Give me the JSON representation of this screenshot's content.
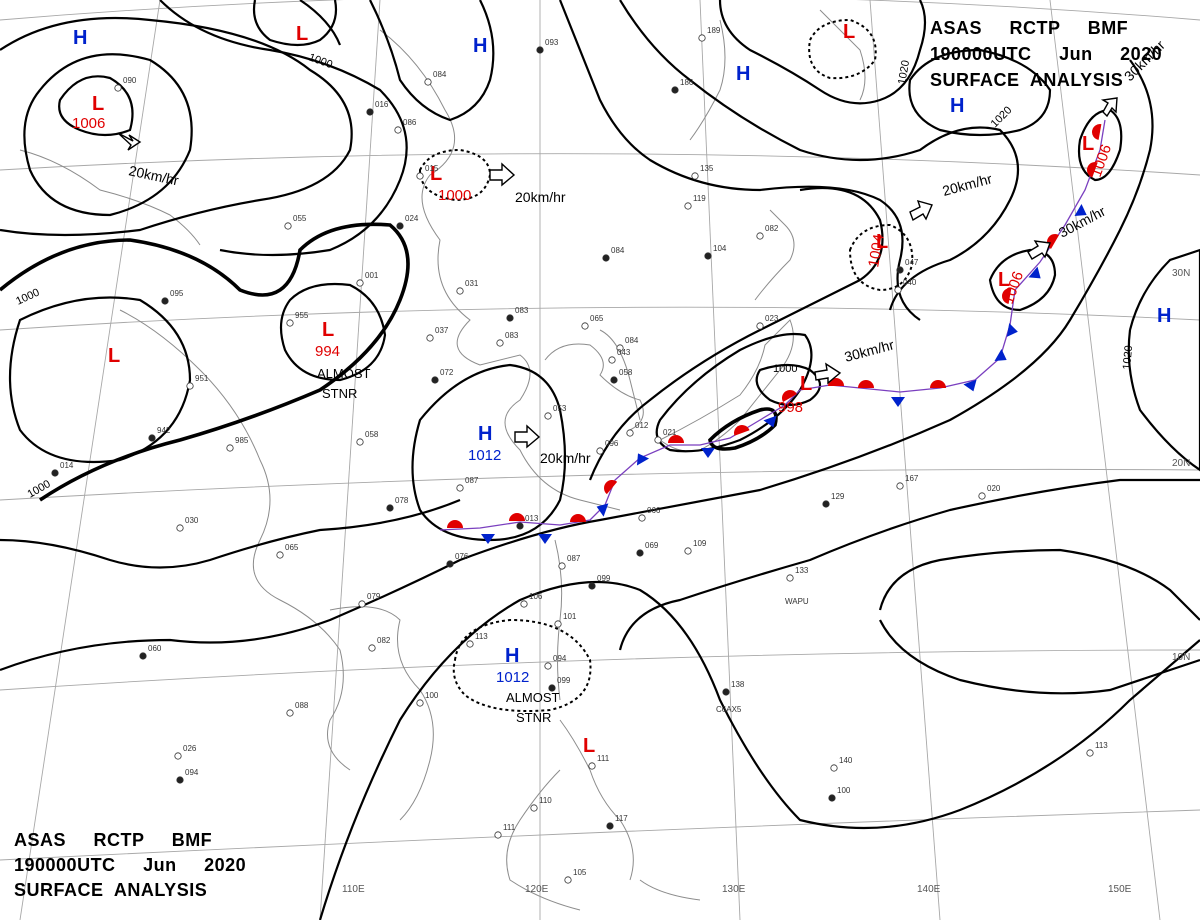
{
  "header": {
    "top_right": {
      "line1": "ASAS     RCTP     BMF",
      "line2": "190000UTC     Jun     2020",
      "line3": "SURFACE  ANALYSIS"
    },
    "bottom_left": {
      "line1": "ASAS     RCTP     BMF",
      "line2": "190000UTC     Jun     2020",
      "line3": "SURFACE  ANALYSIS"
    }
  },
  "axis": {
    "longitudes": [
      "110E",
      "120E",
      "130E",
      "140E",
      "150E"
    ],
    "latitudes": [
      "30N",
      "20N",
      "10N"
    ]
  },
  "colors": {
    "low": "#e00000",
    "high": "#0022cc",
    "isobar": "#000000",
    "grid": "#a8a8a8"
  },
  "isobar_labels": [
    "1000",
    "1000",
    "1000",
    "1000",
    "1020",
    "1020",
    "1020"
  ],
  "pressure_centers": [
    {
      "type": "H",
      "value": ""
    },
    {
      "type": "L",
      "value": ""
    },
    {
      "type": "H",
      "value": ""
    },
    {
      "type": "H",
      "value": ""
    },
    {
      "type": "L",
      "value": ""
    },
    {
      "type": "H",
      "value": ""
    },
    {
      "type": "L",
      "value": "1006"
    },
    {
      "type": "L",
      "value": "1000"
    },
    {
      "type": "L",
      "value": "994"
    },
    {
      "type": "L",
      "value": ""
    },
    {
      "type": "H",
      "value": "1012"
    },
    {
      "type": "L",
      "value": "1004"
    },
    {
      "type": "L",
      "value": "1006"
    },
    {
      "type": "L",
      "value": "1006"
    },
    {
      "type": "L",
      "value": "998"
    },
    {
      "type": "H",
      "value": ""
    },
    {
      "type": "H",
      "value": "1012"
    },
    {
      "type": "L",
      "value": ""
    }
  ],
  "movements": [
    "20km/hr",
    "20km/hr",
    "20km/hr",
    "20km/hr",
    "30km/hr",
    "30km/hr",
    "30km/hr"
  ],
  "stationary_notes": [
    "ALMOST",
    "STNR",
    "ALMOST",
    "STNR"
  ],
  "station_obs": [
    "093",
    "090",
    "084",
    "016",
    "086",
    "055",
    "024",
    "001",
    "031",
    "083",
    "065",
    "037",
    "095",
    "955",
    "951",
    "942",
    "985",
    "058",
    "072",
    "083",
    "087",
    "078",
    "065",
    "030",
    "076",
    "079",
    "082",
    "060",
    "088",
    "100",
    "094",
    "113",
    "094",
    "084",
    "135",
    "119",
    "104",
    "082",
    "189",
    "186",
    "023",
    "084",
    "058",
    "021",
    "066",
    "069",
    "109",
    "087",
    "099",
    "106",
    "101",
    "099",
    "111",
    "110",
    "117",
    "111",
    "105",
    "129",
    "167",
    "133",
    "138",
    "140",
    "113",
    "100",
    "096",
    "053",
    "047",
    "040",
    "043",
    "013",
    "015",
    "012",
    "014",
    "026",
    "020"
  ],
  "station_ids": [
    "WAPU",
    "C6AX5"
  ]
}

= = =

Task objective
Retype the whole listing, keeping every line identical and omitting all pictures.

Written response
Give me the JSON representation of this screenshot's content.
{
  "header": {
    "top_right": {
      "line1": "ASAS     RCTP     BMF",
      "line2": "190000UTC     Jun     2020",
      "line3": "SURFACE  ANALYSIS"
    },
    "bottom_left": {
      "line1": "ASAS     RCTP     BMF",
      "line2": "190000UTC     Jun     2020",
      "line3": "SURFACE  ANALYSIS"
    }
  },
  "axis": {
    "longitudes": [
      "110E",
      "120E",
      "130E",
      "140E",
      "150E"
    ],
    "latitudes": [
      "30N",
      "20N",
      "10N"
    ]
  },
  "colors": {
    "low": "#e00000",
    "high": "#0022cc",
    "isobar": "#000000",
    "grid": "#a8a8a8"
  },
  "isobar_labels": [
    "1000",
    "1000",
    "1000",
    "1000",
    "1020",
    "1020",
    "1020"
  ],
  "pressure_centers": [
    {
      "type": "H",
      "value": ""
    },
    {
      "type": "L",
      "value": ""
    },
    {
      "type": "H",
      "value": ""
    },
    {
      "type": "H",
      "value": ""
    },
    {
      "type": "L",
      "value": ""
    },
    {
      "type": "H",
      "value": ""
    },
    {
      "type": "L",
      "value": "1006"
    },
    {
      "type": "L",
      "value": "1000"
    },
    {
      "type": "L",
      "value": "994"
    },
    {
      "type": "L",
      "value": ""
    },
    {
      "type": "H",
      "value": "1012"
    },
    {
      "type": "L",
      "value": "1004"
    },
    {
      "type": "L",
      "value": "1006"
    },
    {
      "type": "L",
      "value": "1006"
    },
    {
      "type": "L",
      "value": "998"
    },
    {
      "type": "H",
      "value": ""
    },
    {
      "type": "H",
      "value": "1012"
    },
    {
      "type": "L",
      "value": ""
    }
  ],
  "movements": [
    "20km/hr",
    "20km/hr",
    "20km/hr",
    "20km/hr",
    "30km/hr",
    "30km/hr",
    "30km/hr"
  ],
  "stationary_notes": [
    "ALMOST",
    "STNR",
    "ALMOST",
    "STNR"
  ],
  "station_obs": [
    "093",
    "090",
    "084",
    "016",
    "086",
    "055",
    "024",
    "001",
    "031",
    "083",
    "065",
    "037",
    "095",
    "955",
    "951",
    "942",
    "985",
    "058",
    "072",
    "083",
    "087",
    "078",
    "065",
    "030",
    "076",
    "079",
    "082",
    "060",
    "088",
    "100",
    "094",
    "113",
    "094",
    "084",
    "135",
    "119",
    "104",
    "082",
    "189",
    "186",
    "023",
    "084",
    "058",
    "021",
    "066",
    "069",
    "109",
    "087",
    "099",
    "106",
    "101",
    "099",
    "111",
    "110",
    "117",
    "111",
    "105",
    "129",
    "167",
    "133",
    "138",
    "140",
    "113",
    "100",
    "096",
    "053",
    "047",
    "040",
    "043",
    "013",
    "015",
    "012",
    "014",
    "026",
    "020"
  ],
  "station_ids": [
    "WAPU",
    "C6AX5"
  ]
}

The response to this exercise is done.